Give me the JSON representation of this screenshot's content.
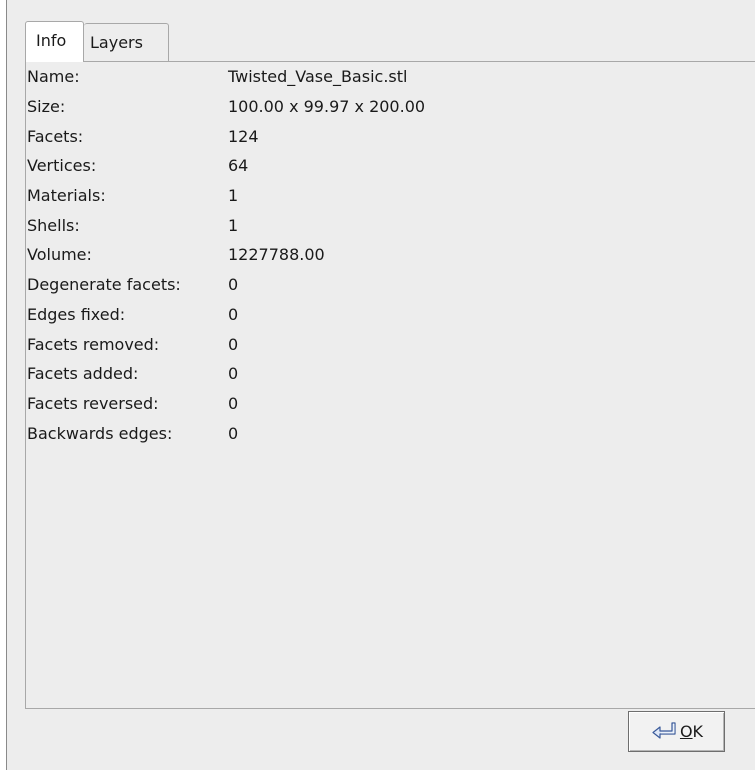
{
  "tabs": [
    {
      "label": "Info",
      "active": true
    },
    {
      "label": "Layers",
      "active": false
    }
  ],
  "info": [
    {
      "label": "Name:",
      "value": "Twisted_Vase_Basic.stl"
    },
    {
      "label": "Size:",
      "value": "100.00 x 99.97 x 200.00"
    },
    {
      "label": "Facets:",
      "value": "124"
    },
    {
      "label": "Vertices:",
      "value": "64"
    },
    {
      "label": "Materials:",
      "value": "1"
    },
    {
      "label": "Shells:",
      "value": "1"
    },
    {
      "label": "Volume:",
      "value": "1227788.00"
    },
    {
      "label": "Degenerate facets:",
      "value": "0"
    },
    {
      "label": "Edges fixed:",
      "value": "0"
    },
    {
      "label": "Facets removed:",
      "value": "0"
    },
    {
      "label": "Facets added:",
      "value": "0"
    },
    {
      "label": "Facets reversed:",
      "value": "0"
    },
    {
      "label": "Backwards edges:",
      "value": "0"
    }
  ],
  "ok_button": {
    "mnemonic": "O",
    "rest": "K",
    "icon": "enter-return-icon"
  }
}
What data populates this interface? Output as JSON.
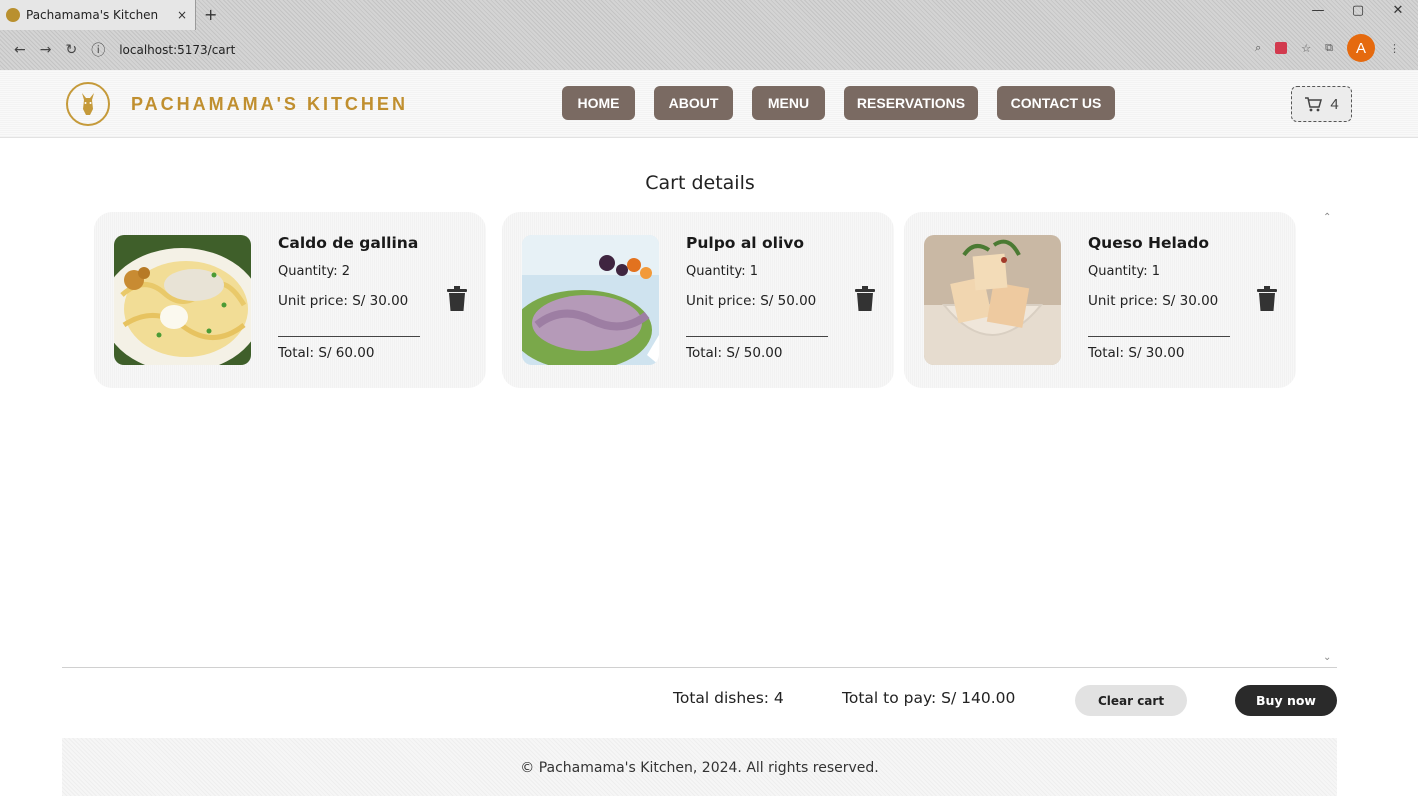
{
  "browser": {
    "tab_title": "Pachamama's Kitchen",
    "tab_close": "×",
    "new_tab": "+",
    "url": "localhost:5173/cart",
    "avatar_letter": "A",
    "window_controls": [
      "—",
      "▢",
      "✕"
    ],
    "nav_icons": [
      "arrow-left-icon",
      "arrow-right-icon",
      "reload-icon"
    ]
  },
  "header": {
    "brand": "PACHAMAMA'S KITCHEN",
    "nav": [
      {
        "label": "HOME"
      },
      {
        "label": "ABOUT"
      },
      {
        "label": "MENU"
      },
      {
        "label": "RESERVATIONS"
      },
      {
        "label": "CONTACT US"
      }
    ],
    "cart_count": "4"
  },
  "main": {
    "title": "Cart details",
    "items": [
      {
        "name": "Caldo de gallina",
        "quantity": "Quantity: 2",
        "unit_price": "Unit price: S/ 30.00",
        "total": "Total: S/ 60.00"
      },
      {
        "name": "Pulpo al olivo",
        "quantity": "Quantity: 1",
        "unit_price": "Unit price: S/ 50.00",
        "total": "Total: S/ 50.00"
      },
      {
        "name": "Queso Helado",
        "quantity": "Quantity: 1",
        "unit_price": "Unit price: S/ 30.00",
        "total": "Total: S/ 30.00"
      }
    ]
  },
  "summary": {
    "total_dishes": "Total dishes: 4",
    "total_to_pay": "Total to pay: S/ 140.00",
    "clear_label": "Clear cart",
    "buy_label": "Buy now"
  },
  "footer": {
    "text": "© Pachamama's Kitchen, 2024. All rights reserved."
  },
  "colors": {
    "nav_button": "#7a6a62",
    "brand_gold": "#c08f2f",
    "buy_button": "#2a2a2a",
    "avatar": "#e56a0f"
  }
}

---

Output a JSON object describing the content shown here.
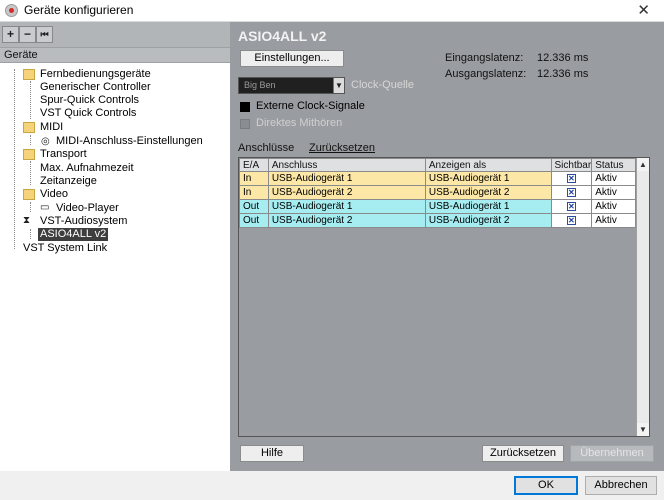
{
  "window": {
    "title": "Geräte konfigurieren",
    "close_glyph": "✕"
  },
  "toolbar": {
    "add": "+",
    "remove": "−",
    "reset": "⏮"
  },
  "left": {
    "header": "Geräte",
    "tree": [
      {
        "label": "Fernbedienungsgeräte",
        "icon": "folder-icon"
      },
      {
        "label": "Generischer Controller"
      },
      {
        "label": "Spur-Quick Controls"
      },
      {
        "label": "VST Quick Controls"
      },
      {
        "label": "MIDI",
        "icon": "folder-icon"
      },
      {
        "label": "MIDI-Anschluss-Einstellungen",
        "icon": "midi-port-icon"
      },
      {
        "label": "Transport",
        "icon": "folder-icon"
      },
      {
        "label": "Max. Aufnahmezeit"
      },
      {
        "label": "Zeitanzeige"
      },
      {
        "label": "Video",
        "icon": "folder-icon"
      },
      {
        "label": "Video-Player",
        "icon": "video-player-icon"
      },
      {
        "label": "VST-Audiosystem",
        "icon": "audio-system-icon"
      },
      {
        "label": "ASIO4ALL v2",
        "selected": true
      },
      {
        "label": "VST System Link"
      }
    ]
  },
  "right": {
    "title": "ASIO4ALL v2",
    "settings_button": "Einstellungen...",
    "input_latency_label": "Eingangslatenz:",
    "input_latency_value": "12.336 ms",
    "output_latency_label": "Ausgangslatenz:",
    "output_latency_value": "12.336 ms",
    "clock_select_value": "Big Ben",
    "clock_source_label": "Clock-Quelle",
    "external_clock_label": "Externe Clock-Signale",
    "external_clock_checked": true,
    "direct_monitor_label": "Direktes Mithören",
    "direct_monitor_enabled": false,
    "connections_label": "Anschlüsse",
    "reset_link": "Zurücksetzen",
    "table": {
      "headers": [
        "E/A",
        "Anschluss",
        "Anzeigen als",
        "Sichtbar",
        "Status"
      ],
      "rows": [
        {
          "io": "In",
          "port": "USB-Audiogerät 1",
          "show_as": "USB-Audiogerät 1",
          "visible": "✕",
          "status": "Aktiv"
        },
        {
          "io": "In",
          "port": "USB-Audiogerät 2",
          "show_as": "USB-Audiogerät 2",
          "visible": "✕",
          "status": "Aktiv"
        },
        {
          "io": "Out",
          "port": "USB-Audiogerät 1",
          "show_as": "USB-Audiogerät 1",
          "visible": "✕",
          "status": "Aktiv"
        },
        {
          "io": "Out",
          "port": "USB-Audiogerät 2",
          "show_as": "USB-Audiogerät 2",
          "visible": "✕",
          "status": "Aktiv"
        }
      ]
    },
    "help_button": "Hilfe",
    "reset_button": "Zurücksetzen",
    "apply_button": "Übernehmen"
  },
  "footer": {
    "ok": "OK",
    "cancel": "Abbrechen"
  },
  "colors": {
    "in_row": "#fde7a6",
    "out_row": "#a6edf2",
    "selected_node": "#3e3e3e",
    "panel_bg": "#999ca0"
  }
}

--

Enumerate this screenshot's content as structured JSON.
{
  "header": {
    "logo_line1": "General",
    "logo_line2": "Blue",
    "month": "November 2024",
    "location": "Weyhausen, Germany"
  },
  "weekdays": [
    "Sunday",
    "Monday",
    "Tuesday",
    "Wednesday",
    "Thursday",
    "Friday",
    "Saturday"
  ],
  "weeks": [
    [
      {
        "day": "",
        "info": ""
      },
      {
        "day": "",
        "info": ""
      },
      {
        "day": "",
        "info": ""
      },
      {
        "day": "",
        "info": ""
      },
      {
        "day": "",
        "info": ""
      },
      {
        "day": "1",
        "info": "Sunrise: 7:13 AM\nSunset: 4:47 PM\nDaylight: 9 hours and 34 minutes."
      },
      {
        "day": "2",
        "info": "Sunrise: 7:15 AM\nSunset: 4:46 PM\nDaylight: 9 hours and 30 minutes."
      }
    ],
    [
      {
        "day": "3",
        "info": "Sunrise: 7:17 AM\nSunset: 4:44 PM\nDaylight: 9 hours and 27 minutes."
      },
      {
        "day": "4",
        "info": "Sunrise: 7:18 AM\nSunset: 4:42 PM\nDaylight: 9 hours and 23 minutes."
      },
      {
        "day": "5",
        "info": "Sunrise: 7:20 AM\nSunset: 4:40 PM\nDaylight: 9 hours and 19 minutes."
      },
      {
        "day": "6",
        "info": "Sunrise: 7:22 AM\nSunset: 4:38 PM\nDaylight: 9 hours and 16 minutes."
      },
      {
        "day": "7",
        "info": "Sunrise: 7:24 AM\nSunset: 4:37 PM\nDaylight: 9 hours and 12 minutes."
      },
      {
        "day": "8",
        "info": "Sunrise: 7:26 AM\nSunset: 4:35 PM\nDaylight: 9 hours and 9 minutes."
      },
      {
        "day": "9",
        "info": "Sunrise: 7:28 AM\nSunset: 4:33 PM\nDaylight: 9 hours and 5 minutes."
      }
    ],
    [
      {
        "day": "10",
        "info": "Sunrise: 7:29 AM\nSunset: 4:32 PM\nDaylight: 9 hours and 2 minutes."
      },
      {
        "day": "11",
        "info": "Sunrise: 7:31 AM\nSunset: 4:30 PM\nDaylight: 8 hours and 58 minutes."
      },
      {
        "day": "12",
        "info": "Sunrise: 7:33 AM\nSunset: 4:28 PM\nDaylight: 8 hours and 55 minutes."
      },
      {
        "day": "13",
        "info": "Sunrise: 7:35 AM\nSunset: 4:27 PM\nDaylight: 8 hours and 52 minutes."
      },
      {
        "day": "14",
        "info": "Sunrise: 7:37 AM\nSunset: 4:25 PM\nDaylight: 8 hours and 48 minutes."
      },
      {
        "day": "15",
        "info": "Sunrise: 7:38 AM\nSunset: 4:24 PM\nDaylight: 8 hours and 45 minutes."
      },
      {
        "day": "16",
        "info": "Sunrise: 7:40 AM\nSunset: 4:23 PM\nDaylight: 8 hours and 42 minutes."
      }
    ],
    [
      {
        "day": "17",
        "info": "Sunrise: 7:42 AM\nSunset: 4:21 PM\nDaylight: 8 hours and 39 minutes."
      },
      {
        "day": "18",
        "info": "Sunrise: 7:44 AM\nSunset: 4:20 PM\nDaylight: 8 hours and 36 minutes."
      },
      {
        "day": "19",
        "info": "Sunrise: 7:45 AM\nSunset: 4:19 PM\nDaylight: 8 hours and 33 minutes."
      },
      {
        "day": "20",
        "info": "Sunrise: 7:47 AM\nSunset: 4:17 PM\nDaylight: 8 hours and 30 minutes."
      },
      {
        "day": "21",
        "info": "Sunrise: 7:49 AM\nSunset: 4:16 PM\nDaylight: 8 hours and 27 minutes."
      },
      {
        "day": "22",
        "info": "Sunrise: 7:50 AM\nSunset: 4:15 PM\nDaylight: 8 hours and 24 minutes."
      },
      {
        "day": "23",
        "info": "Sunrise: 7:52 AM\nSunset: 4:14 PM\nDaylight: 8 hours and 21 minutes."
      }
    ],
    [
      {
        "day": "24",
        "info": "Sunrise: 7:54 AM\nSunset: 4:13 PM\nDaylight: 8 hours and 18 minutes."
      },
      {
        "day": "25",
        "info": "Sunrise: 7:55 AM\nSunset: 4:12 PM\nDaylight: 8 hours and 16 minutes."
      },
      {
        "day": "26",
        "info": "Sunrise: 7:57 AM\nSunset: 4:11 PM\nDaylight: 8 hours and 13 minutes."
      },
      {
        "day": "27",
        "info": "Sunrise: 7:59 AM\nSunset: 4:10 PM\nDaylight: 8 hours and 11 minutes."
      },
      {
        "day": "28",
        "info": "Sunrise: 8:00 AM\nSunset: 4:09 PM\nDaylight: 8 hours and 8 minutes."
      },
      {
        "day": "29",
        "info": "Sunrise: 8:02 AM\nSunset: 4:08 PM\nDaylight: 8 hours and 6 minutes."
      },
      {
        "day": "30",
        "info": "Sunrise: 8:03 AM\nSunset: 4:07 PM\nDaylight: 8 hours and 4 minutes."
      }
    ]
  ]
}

#### Written problem
Return all the lines that contain the string "Anschluss".

#### Solution to the problem
        "label": "MIDI-Anschluss-Einstellungen",
        "Anschluss",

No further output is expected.